**KUTIPAN DOKUMEN**:
Senin, 17 Oktober 2011

Pandangan Politik Isa Anshary

sumber kutipan dari http://eakhbar.blog.com
Penulis : Pepen Irfan Fauzan

Kembalinya Khittoh Perjuangan Persis Ala Isa Anshary

Berbeda dengan Natsir yang berpandangan moderat, adalah Isa Anshary seorang tokoh Persis yang dominan pada waktu itu mempunyai pandangan yang lebih keras. Ia sendiri menegaskan sebagai kelompok radikal-revolusioner:
Djikalau kita mendjeladjah perkembangan aliran pikiran dalam masjarakat kaum muslimin—djuga di Indonesia—kita melihat ada tiga aliran tjara berpikir dalam memahamkan persoalan agama. Pertama, aliran konservatif-reaksionarisme, aliran beku dan djumud, jang setjara a priori menolak setiap faham dan kejakinan jang hendak merubah faham…Kedua, aliran moderat-liberalisme, mengetahui mana jang sunnah dan mana jang bid’ah, megetahui kesesatan bid’ah, tetapi tidak aktif dan positif memberantas bid’ah…Ketiga, aliran revolusioner-radikalisme, aliran jang hendak merubah masjarakat ini sampai ke akarakarnja… Kaum ‘Persatuan Islam’ adalah penganut aliran jang ketiga ini. (Isa Anshary, Manifest Perjuangan Persatuan Islam, 1958)
Terkait masalah Pancasila yang dianggap sebagai modus vivendi atau konsensus antara kalangan Islam dengan kalangan sekular pada tahun 1945, Isa Anshary tidak bisa menerimanya. Sebagaimana umumnya sikap radikalistik yang cenderung nonkompromistik, maka Isa Anshary pun mempunyai pandangan politik yang tegas dalam menolak konsep negara pancasila. Berbeda dengan Hamka dan Natsir, Isa Anshary telah menyerang Pancasila dengan kata-kata yang keras.

**KETENTUAN TUGAS**: Tolong sunting kutipan tentang pandangan politik Isa Anshary dengan menulis ulang bagiannya dari "Terkait masalah Pancasila" sampai "kata-kata yang keras.", lalu ganti "konsensus" menjadi "kesepakatan". Baris-baris berikut adalah bahan tersendiri yang terpisah dari kutipan di atas.

**DATA YANG DIEKSTRAK**:
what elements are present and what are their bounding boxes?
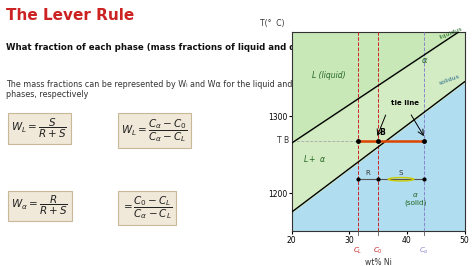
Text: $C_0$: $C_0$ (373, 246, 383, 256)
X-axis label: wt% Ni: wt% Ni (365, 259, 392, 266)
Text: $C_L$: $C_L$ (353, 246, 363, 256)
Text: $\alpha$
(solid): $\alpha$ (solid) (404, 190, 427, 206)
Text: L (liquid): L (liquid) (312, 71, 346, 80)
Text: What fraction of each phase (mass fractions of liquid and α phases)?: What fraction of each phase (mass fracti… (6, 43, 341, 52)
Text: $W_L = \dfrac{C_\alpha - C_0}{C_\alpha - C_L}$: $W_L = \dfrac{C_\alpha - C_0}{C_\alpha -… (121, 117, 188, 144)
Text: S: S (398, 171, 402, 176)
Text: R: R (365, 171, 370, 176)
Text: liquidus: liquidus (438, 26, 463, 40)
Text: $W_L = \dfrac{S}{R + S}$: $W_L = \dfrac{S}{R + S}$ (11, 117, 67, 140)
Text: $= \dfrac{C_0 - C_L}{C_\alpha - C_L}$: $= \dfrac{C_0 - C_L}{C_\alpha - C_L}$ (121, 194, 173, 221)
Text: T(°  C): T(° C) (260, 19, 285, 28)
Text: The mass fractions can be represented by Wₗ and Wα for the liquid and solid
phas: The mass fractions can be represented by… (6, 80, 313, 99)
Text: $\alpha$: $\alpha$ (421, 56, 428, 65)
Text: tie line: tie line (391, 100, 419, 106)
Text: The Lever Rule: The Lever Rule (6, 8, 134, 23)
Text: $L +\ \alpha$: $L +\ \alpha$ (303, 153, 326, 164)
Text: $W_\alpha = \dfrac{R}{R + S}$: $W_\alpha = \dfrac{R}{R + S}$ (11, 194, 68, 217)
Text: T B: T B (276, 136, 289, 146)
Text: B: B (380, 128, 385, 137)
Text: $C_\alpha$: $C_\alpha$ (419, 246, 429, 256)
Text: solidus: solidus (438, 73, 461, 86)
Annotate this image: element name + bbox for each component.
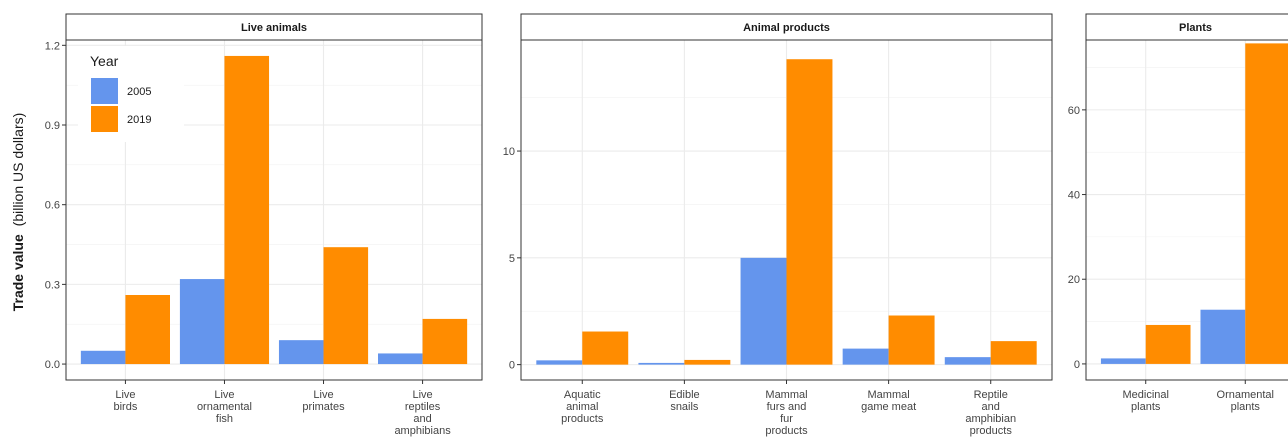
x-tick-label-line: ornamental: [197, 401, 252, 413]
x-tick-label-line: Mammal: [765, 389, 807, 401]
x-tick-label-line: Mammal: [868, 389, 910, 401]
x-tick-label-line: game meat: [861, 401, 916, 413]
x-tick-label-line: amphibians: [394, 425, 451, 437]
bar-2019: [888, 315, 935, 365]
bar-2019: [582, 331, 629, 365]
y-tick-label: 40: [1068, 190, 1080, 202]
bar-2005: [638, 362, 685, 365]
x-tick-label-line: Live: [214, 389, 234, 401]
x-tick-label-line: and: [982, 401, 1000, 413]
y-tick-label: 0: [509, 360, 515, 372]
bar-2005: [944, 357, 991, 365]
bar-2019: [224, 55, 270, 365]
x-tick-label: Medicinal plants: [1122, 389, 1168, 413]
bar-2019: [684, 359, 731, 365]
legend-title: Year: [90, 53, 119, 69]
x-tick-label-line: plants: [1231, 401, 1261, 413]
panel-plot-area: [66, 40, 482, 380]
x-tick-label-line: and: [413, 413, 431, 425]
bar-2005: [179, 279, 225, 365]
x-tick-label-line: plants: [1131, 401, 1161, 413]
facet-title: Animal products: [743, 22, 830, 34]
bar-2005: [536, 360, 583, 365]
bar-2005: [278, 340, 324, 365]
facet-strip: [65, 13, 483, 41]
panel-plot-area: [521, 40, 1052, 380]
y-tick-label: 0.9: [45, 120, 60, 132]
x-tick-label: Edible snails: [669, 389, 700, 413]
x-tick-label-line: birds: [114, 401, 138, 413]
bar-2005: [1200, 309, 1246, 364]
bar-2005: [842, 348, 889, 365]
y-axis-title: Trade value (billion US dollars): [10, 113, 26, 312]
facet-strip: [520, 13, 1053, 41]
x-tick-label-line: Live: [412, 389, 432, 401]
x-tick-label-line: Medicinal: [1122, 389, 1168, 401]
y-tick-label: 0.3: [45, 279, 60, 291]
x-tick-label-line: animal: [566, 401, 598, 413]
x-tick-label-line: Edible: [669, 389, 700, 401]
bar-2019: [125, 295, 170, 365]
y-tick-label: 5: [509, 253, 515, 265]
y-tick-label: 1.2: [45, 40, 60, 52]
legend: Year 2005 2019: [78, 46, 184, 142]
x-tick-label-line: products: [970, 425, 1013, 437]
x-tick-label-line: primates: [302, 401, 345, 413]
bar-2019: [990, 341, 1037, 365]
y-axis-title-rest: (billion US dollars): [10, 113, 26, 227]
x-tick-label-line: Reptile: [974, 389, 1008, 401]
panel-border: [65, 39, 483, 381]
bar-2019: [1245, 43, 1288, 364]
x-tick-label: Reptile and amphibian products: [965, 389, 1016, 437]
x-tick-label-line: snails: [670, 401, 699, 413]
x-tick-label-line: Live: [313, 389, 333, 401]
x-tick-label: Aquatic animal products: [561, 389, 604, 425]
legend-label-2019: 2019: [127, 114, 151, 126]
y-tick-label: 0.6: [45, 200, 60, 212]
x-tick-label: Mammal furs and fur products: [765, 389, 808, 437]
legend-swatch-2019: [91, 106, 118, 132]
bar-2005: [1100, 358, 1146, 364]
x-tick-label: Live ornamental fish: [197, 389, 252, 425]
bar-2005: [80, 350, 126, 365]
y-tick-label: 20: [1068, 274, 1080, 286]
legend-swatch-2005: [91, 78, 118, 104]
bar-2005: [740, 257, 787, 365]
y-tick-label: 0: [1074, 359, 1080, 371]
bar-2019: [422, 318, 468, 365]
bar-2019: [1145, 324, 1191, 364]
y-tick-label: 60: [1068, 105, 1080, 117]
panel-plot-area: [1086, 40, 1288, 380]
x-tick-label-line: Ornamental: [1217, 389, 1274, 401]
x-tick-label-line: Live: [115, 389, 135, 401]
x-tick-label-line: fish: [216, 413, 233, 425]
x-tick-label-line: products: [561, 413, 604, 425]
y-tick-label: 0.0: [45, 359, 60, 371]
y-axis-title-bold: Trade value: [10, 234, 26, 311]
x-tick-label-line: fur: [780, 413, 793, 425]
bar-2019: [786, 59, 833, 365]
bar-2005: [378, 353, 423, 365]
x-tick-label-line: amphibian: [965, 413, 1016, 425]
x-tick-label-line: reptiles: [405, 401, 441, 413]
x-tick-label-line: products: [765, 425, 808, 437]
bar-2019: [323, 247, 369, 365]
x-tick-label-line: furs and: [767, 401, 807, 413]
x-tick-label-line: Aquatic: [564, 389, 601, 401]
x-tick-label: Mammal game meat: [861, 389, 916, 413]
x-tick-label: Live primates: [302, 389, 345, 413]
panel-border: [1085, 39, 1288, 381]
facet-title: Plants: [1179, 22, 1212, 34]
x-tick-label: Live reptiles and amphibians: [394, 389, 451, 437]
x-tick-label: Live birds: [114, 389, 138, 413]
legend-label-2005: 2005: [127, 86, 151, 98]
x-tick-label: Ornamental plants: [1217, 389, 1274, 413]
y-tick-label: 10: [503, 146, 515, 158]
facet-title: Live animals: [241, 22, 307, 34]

**HASIL LATIHAN**:
Terkait masalah Pancasila yang dianggap sebagai modus vivendi atau kesepakatan antara kalangan Islam dengan kalangan sekular pada tahun 1945, Isa Anshary tidak bisa menerimanya. Sebagaimana umumnya sikap radikalistik yang cenderung nonkompromistik, maka Isa Anshary pun mempunyai pandangan politik yang tegas dalam menolak konsep negara pancasila. Berbeda dengan Hamka dan Natsir, Isa Anshary telah menyerang Pancasila dengan kata-kata yang keras.